#### TASK GOAL:
Your task is to output the entries below word for word.

#### RECORDS FOR THIS EXERCISE:
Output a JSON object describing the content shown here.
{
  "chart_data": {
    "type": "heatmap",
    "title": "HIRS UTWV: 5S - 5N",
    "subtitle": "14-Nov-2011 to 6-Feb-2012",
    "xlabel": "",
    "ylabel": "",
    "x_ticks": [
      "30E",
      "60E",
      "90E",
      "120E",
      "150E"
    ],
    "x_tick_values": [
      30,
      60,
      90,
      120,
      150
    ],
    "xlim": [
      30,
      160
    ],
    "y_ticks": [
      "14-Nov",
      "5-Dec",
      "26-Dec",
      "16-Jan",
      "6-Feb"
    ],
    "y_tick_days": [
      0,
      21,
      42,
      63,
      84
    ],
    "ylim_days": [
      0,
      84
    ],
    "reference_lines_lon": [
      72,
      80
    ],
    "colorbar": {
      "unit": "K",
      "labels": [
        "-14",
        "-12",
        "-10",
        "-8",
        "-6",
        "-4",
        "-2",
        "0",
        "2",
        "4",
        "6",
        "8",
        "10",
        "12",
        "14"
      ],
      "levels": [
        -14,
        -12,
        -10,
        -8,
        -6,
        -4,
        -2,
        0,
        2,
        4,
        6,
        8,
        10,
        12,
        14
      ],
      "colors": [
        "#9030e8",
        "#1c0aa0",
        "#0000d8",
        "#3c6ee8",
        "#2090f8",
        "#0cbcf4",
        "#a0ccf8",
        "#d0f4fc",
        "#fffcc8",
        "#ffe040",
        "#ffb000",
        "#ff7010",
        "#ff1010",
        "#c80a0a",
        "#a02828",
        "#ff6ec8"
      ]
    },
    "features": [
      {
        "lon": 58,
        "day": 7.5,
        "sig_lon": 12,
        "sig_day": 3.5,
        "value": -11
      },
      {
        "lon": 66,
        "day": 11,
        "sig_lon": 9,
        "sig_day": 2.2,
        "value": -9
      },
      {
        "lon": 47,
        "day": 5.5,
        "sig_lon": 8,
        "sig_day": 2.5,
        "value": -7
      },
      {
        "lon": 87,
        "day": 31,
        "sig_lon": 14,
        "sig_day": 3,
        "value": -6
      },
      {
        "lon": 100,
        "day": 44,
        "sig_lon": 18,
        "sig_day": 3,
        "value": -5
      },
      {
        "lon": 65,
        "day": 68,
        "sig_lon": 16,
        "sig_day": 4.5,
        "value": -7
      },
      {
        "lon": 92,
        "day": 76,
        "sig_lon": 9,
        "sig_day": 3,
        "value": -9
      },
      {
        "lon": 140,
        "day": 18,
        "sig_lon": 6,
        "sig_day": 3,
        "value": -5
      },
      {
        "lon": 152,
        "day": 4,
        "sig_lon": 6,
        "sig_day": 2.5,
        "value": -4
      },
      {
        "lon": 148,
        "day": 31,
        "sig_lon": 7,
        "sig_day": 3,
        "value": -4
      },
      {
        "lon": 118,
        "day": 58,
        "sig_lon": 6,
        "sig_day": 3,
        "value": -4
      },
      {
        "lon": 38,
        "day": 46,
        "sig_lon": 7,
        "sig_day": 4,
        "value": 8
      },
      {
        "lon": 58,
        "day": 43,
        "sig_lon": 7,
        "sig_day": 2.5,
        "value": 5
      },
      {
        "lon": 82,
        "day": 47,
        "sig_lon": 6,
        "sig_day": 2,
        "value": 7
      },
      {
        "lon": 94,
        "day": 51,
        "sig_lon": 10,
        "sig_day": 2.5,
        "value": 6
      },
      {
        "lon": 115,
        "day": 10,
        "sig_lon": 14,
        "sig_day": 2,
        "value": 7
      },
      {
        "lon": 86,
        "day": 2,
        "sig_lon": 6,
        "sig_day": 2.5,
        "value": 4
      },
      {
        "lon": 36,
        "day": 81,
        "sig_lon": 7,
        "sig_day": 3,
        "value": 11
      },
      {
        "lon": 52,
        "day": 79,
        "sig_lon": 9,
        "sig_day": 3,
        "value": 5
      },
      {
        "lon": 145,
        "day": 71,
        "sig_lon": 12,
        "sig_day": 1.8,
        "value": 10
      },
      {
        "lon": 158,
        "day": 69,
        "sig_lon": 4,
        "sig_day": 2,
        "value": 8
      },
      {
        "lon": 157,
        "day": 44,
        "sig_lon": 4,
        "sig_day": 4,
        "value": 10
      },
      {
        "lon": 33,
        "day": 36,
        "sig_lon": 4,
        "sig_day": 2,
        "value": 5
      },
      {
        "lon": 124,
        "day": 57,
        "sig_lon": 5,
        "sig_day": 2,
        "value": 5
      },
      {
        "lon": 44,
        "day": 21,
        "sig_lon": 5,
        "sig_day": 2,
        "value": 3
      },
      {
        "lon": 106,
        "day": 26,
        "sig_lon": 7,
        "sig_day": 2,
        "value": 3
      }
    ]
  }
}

#### ANSWER TO THIS EXERCISE:
Output a JSON object describing the content shown here.
{
  "chart_data": {
    "type": "heatmap",
    "title": "HIRS UTWV: 5S - 5N",
    "subtitle": "14-Nov-2011 to 6-Feb-2012",
    "xlabel": "",
    "ylabel": "",
    "x_ticks": [
      "30E",
      "60E",
      "90E",
      "120E",
      "150E"
    ],
    "x_tick_values": [
      30,
      60,
      90,
      120,
      150
    ],
    "xlim": [
      30,
      160
    ],
    "y_ticks": [
      "14-Nov",
      "5-Dec",
      "26-Dec",
      "16-Jan",
      "6-Feb"
    ],
    "y_tick_days": [
      0,
      21,
      42,
      63,
      84
    ],
    "ylim_days": [
      0,
      84
    ],
    "reference_lines_lon": [
      72,
      80
    ],
    "colorbar": {
      "unit": "K",
      "labels": [
        "-14",
        "-12",
        "-10",
        "-8",
        "-6",
        "-4",
        "-2",
        "0",
        "2",
        "4",
        "6",
        "8",
        "10",
        "12",
        "14"
      ],
      "levels": [
        -14,
        -12,
        -10,
        -8,
        -6,
        -4,
        -2,
        0,
        2,
        4,
        6,
        8,
        10,
        12,
        14
      ],
      "colors": [
        "#9030e8",
        "#1c0aa0",
        "#0000d8",
        "#3c6ee8",
        "#2090f8",
        "#0cbcf4",
        "#a0ccf8",
        "#d0f4fc",
        "#fffcc8",
        "#ffe040",
        "#ffb000",
        "#ff7010",
        "#ff1010",
        "#c80a0a",
        "#a02828",
        "#ff6ec8"
      ]
    },
    "features": [
      {
        "lon": 58,
        "day": 7.5,
        "sig_lon": 12,
        "sig_day": 3.5,
        "value": -11
      },
      {
        "lon": 66,
        "day": 11,
        "sig_lon": 9,
        "sig_day": 2.2,
        "value": -9
      },
      {
        "lon": 47,
        "day": 5.5,
        "sig_lon": 8,
        "sig_day": 2.5,
        "value": -7
      },
      {
        "lon": 87,
        "day": 31,
        "sig_lon": 14,
        "sig_day": 3,
        "value": -6
      },
      {
        "lon": 100,
        "day": 44,
        "sig_lon": 18,
        "sig_day": 3,
        "value": -5
      },
      {
        "lon": 65,
        "day": 68,
        "sig_lon": 16,
        "sig_day": 4.5,
        "value": -7
      },
      {
        "lon": 92,
        "day": 76,
        "sig_lon": 9,
        "sig_day": 3,
        "value": -9
      },
      {
        "lon": 140,
        "day": 18,
        "sig_lon": 6,
        "sig_day": 3,
        "value": -5
      },
      {
        "lon": 152,
        "day": 4,
        "sig_lon": 6,
        "sig_day": 2.5,
        "value": -4
      },
      {
        "lon": 148,
        "day": 31,
        "sig_lon": 7,
        "sig_day": 3,
        "value": -4
      },
      {
        "lon": 118,
        "day": 58,
        "sig_lon": 6,
        "sig_day": 3,
        "value": -4
      },
      {
        "lon": 38,
        "day": 46,
        "sig_lon": 7,
        "sig_day": 4,
        "value": 8
      },
      {
        "lon": 58,
        "day": 43,
        "sig_lon": 7,
        "sig_day": 2.5,
        "value": 5
      },
      {
        "lon": 82,
        "day": 47,
        "sig_lon": 6,
        "sig_day": 2,
        "value": 7
      },
      {
        "lon": 94,
        "day": 51,
        "sig_lon": 10,
        "sig_day": 2.5,
        "value": 6
      },
      {
        "lon": 115,
        "day": 10,
        "sig_lon": 14,
        "sig_day": 2,
        "value": 7
      },
      {
        "lon": 86,
        "day": 2,
        "sig_lon": 6,
        "sig_day": 2.5,
        "value": 4
      },
      {
        "lon": 36,
        "day": 81,
        "sig_lon": 7,
        "sig_day": 3,
        "value": 11
      },
      {
        "lon": 52,
        "day": 79,
        "sig_lon": 9,
        "sig_day": 3,
        "value": 5
      },
      {
        "lon": 145,
        "day": 71,
        "sig_lon": 12,
        "sig_day": 1.8,
        "value": 10
      },
      {
        "lon": 158,
        "day": 69,
        "sig_lon": 4,
        "sig_day": 2,
        "value": 8
      },
      {
        "lon": 157,
        "day": 44,
        "sig_lon": 4,
        "sig_day": 4,
        "value": 10
      },
      {
        "lon": 33,
        "day": 36,
        "sig_lon": 4,
        "sig_day": 2,
        "value": 5
      },
      {
        "lon": 124,
        "day": 57,
        "sig_lon": 5,
        "sig_day": 2,
        "value": 5
      },
      {
        "lon": 44,
        "day": 21,
        "sig_lon": 5,
        "sig_day": 2,
        "value": 3
      },
      {
        "lon": 106,
        "day": 26,
        "sig_lon": 7,
        "sig_day": 2,
        "value": 3
      }
    ]
  }
}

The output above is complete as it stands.